**Source:**
-- START --

Show HN: Brooce, a language-agnostic job queue written in Go - Meekro
https://github.com/SergeyTsalkov/brooce
======
Meekro
Hey Hackers! Brooce is a language-agnostic job queue I made in Go. I built it
because I like to work on personal projects in a variety of languages, and I
want to be able to use the same job queue regardless of what language I'm
writing in. I like a lot about Resque, but it has the same flaw as many
others: you're all-but-forced to write jobs in its preferred language, Ruby.

Therefore, I built a job queue system where the jobs themselves are just shell
commands. It's really simple to get started: you just grab the brooce binary
and run it on any Linux system. You then use redis to LPUSH some shell
commands to a queue, and then brooce will run them in sequence.

That's really all you need to know to use it, but there are some advanced
features under the hood. There's a resque-inspired web interface, multi-
threaded job execution, locking, and automatically scheduled cron-like jobs.
All features are baked into a single binary that runs on any Linux platform,
and can be deployed on an unlimited number of servers. If they can all access
the same redis database, they'll all coordinate amongst themselves to work on
jobs.

I've been personally relying on brooce with great results! If you try it out,
I would welcome your feedback!

Check out the github page for the documentation:
[https://github.com/SergeyTsalkov/brooce](https://github.com/SergeyTsalkov/brooce)

------
purans
Nice! Lately I have started doing Go and was wondering about it. I am going to
try it.

-- END --

(Element and region data)
-- START --

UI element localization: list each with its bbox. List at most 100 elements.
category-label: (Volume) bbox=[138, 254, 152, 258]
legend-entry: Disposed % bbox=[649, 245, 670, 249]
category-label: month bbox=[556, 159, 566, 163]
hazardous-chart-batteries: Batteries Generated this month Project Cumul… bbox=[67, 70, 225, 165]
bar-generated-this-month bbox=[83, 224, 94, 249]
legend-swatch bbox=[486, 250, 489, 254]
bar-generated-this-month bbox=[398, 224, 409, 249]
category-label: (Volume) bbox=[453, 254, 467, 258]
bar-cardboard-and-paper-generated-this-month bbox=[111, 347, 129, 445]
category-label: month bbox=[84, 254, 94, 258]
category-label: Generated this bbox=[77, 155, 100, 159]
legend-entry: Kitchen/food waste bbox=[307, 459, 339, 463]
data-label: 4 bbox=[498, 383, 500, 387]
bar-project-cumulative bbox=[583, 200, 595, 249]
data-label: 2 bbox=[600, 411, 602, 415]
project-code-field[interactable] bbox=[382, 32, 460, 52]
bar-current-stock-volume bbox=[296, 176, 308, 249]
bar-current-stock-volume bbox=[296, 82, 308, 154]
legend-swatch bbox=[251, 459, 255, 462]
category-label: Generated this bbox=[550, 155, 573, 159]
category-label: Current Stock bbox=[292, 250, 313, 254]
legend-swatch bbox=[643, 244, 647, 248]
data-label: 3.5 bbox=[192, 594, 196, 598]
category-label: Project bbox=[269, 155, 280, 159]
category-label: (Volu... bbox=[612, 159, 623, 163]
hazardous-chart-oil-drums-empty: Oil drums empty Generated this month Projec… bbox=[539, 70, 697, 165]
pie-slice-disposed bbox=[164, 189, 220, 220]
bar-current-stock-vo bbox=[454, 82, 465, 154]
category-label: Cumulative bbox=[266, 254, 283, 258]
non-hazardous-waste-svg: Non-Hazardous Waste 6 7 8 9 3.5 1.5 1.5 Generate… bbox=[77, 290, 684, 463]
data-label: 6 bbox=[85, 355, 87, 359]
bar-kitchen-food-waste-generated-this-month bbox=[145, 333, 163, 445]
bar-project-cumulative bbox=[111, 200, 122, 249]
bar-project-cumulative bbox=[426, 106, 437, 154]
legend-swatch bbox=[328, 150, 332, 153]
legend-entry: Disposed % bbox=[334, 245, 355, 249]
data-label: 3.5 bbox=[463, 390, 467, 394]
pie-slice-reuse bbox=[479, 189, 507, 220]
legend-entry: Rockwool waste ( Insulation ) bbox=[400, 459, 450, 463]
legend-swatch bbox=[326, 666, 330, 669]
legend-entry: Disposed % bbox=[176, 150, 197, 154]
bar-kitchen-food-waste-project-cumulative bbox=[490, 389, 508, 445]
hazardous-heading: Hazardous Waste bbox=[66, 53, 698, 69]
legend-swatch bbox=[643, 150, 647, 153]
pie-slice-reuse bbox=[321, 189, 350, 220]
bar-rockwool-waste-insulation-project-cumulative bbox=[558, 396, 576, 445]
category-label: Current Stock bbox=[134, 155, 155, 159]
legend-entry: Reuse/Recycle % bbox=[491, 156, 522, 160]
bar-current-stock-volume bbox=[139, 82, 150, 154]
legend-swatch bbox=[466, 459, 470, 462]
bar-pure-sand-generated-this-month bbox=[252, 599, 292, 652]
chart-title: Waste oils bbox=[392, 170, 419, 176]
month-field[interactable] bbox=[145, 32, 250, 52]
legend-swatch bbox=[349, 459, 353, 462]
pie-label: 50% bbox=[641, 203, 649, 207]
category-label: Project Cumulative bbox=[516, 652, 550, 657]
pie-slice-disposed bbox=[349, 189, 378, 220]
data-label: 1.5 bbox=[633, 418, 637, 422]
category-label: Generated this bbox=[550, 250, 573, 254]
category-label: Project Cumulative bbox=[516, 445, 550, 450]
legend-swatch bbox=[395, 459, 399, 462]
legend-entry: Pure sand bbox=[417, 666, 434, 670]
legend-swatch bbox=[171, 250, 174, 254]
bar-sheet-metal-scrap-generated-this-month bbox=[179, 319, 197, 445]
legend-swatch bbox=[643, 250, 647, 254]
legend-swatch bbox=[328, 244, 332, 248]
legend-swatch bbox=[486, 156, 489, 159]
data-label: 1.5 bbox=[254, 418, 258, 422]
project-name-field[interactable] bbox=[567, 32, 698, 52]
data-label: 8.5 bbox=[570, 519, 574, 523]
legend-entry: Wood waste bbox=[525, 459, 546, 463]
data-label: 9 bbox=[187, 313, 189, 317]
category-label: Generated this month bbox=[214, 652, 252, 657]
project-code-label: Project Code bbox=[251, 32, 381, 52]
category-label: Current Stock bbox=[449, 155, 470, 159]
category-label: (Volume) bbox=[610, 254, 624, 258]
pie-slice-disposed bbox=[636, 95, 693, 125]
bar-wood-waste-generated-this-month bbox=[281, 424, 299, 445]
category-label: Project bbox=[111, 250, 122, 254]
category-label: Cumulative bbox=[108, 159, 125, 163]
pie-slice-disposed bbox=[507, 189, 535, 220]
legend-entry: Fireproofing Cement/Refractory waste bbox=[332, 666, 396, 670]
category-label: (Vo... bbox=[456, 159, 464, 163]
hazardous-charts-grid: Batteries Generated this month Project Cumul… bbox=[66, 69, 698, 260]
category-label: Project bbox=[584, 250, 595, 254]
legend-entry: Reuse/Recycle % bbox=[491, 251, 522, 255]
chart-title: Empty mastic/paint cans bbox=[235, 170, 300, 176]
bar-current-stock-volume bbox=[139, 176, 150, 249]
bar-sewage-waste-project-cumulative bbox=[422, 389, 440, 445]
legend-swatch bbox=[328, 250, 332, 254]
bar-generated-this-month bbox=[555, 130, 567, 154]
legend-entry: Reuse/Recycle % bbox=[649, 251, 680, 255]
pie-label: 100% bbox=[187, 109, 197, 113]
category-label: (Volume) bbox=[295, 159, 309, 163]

-- END --

**Things to do:**
1. In the Brooce thread, what language does Resque effectively force jobs to be written in?
2. Pull out the passage of the Brooce thread that runs from "All features are" up to and including "welcome your feedback!".

**Answers per task:**
1. Ruby

2.
All features are baked into a single binary that runs on any Linux platform,
and can be deployed on an unlimited number of servers. If they can all access
the same redis database, they'll all coordinate amongst themselves to work on
jobs.

I've been personally relying on brooce with great results! If you try it out,
I would welcome your feedback!